▸ **Kutipan**:
■ ■ ■ ■ ■ ■ ■
What Makes You Smile?

What Makes You Smile?

          
            Ada banyak hari yang bisa kita lewati, kadang tanpa makna. Kadang penuh makna. Kadang pula kita bisa belajar dari hal-hal kecil, namun bermakna besar.

Hari ini saya pulang kantor, sambil tersenyum simpul, mengendari scoopy biru kesayangan saya. What makes me smile? Kejadian ringan sebenarnya, ada seseorang yang membantu saya yang kesusahan mengeluarkan si Scoopy yang terhimpit di parkiran, berdesakan di antara sepeda motor lainnya. Begitu pun kemarin pagi, saya melangkah memasuki gedung rumah sakit dengan perasaan senang, ada seorang bapak membantu menggeser sepeda motor yang membuat saya kesulitan meletakkan si Scoopy pada tempatnya.
■ ■ ■ ■ ■ ■ ■
▸ **Data Tersimpan**:
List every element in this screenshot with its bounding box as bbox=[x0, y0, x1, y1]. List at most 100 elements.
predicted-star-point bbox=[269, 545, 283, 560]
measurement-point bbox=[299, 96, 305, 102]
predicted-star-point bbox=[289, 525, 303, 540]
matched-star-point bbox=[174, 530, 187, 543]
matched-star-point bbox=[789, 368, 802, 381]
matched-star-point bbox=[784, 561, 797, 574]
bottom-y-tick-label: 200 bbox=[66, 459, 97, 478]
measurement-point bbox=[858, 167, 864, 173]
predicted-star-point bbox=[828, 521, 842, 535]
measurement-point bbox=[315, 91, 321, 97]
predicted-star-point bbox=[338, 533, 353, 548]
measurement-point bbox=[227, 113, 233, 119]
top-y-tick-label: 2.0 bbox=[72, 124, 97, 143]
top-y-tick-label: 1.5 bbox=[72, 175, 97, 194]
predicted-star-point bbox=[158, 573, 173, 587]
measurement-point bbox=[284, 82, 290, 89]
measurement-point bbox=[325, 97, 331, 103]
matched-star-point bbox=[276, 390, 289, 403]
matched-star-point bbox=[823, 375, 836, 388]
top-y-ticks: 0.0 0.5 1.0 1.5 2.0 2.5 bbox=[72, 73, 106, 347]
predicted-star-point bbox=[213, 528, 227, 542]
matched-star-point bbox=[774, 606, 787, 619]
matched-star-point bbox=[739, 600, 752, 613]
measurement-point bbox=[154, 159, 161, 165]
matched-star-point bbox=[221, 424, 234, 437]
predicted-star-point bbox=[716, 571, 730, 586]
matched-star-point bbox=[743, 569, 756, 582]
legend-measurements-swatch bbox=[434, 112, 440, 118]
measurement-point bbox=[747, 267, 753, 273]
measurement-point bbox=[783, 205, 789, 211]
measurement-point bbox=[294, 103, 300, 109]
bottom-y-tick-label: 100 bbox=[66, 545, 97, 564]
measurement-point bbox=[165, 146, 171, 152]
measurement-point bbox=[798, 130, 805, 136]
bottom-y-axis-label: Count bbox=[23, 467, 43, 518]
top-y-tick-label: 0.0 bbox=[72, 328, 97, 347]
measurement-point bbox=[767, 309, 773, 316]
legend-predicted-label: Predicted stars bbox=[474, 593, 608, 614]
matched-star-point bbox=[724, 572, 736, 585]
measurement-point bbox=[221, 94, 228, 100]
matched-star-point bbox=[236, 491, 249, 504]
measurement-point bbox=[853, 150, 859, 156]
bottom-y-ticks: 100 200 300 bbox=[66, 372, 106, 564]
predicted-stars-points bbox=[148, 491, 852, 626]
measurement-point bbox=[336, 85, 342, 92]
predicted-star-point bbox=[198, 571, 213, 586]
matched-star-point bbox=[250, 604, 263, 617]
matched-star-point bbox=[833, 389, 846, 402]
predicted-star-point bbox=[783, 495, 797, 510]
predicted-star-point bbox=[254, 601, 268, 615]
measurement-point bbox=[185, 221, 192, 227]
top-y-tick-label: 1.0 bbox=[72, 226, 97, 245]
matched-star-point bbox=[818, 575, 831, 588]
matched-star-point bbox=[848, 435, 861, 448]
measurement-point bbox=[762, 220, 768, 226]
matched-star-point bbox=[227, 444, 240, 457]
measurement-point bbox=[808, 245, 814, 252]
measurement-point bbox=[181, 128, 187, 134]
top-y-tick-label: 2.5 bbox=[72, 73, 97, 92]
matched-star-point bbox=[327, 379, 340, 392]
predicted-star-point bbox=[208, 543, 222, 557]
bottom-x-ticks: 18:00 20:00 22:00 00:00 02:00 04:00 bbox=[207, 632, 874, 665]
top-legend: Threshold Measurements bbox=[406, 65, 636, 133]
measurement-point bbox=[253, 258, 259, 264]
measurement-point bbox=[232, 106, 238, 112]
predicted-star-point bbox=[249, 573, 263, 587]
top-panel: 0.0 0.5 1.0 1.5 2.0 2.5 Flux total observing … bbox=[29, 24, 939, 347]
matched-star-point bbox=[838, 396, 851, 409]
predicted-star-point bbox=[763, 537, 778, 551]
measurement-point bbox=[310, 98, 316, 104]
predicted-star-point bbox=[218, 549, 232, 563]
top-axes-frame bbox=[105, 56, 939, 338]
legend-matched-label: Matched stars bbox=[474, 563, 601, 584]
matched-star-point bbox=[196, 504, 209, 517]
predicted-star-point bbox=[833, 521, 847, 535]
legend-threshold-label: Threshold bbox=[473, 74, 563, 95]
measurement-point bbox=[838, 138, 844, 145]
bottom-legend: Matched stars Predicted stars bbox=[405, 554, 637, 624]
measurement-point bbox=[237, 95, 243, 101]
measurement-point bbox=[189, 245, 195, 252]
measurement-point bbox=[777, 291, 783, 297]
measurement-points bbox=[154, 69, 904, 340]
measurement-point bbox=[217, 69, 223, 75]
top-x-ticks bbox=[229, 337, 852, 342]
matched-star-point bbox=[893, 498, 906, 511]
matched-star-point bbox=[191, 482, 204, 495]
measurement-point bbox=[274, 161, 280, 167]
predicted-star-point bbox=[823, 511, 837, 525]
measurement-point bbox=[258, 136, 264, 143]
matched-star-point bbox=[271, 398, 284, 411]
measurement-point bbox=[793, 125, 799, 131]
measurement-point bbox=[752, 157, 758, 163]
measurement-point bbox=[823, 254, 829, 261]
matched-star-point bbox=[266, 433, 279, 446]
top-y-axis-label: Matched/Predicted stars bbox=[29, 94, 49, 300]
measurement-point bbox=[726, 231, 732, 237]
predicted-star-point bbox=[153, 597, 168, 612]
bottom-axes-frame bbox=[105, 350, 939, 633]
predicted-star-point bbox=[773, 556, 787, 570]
■ ■ ■ ■ ■ ■ ■
▸ **Yang Diminta**: Ketik ulang bagian kutipan, mulai dari "Ada banyak hari" dan berakhir pada "Scoopy pada tempatnya.".

▸ **Keluaran Lengkap**:
Ada banyak hari yang bisa kita lewati, kadang tanpa makna. Kadang penuh makna. Kadang pula kita bisa belajar dari hal-hal kecil, namun bermakna besar.

Hari ini saya pulang kantor, sambil tersenyum simpul, mengendari scoopy biru kesayangan saya. What makes me smile? Kejadian ringan sebenarnya, ada seseorang yang membantu saya yang kesusahan mengeluarkan si Scoopy yang terhimpit di parkiran, berdesakan di antara sepeda motor lainnya. Begitu pun kemarin pagi, saya melangkah memasuki gedung rumah sakit dengan perasaan senang, ada seorang bapak membantu menggeser sepeda motor yang membuat saya kesulitan meletakkan si Scoopy pada tempatnya.